→ GOAL OF THE EXERCISE:
Pick out each line of the records that includes the string "Earthquake", and copy it.

Collected data entries
● ● ● ● ● ● ●

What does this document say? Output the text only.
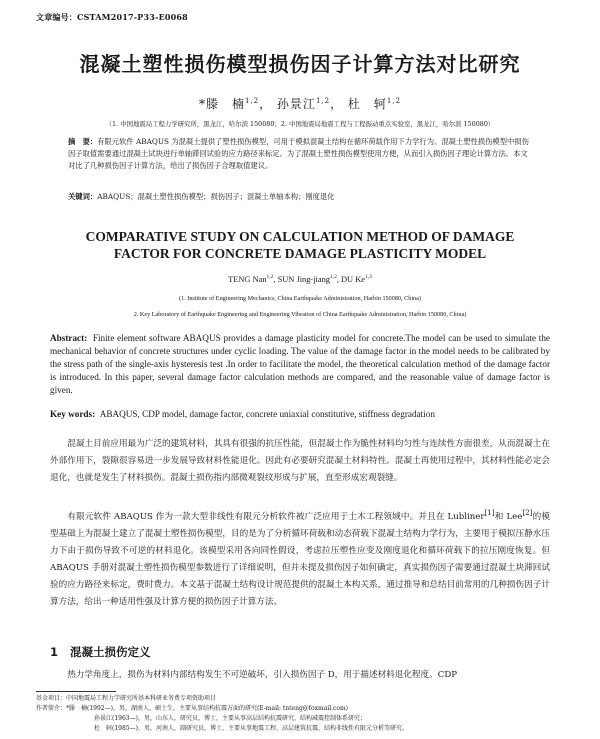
文章编号：CSTAM2017-P33-E0068
混凝土塑性损伤模型损伤因子计算方法对比研究
*滕　楠$^{1,2}$， 孙景江$^{1,2}$， 杜　轲$^{1,2}$
（1. 中国地震局工程力学研究所，黑龙江，哈尔滨 150080；2. 中国地震局地震工程与工程振动重点实验室，黑龙江，哈尔滨 150080）
摘　要：有限元软件 ABAQUS 为混凝土提供了塑性损伤模型，可用于模拟混凝土结构在循环荷载作用下力学行为。混凝土塑性损伤模型中损伤因子取值需要通过混凝土试块进行单轴滞回试验的应力路径来标定。为了混凝土塑性损伤模型使用方便，从而引入损伤因子理论计算方法。本文对比了几种损伤因子计算方法，给出了损伤因子合理取值建议。
关键词：ABAQUS；混凝土塑性损伤模型；损伤因子；混凝土单轴本构；刚度退化
COMPARATIVE STUDY ON CALCULATION METHOD OF DAMAGE
FACTOR FOR CONCRETE DAMAGE PLASTICITY MODEL
TENG Nan$^{1,2}$, SUN Jing-jiang$^{1,2}$, DU Ke$^{1,3}$
(1. Institute of Engineering Mechanics, China Earthquake Administration, Harbin 150080, China)
2. Key Laboratory of Earthquake Engineering and Engineering Vibration of China Earthquake Administration, Harbin 150080, China)
Abstract: Finite element software ABAQUS provides a damage plasticity model for concrete.The model can be used to simulate the mechanical behavior of concrete structures under cyclic loading. The value of the damage factor in the model needs to be calibrated by the stress path of the single-axis hysteresis test .In order to facilitate the model, the theoretical calculation method of the damage factor is introduced. In this paper, several damage factor calculation methods are compared, and the reasonable value of damage factor is given.
Key words: ABAQUS, CDP model, damage factor, concrete uniaxial constitutive, stiffness degradation
  混凝土目前应用最为广泛的建筑材料，其具有很强的抗压性能，但混凝土作为脆性材料均匀性与连续性方面很差，从而混凝土在外部作用下，裂隙很容易进一步发展导致材料性能退化。因此有必要研究混凝土材料特性。混凝土再使用过程中，其材料性能必定会退化，也就是发生了材料损伤。混凝土损伤指内部微观裂纹形成与扩展，直至形成宏观裂缝。
  有限元软件 ABAQUS 作为一款大型非线性有限元分析软件被广泛应用于土木工程领域中。并且在 Lubliner[1]和 Lee[2]的模型基础上为混凝土建立了混凝土塑性损伤模型，目的是为了分析循环荷载和动态荷载下混凝土结构力学行为，主要用于模拟压静水压力下由于损伤导致不可逆的材料退化。该模型采用各向同性假设，考虑拉压塑性应变及刚度退化和循环荷载下的拉压刚度恢复。但 ABAQUS 手册对混凝土塑性损伤模型参数进行了详细说明，但并未提及损伤因子如何确定，真实损伤因子需要通过混凝土块滞回试验的应力路径来标定，费时费力。本文基于混凝土结构设计规范提供的混凝土本构关系，通过推导和总结目前常用的几种损伤因子计算方法，给出一种适用性强及计算方便的损伤因子计算方法。
1 混凝土损伤定义
  热力学角度上，损伤为材料内部结构发生不可逆破坏，引入损伤因子 D，用于描述材料退化程度。CDP
基金项目：中国地震局工程力学研究所基本科研业务费专项资助项目
作者简介：*滕　楠(1992—)，男，湖南人，硕士生，主要从事结构抗震方面的研究(E-mail: tnteng@foxmail.com)
孙景江(1963—)，男，山东人，研究员，博士，主要从事高层结构抗震研究、结构减震控制体系研究；
杜　轲(1985—)，男，河南人，副研究员，博士，主要从事地震工程、高层建筑抗震、结构非线性有限元分析等研究。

● ● ● ● ● ● ●

→ EXERCISE RESULT:
(1. Institute of Engineering Mechanics, China Earthquake Administration, Harbin 150080, China)
2. Key Laboratory of Earthquake Engineering and Engineering Vibration of China Earthquake Administration, Harbin 150080, China)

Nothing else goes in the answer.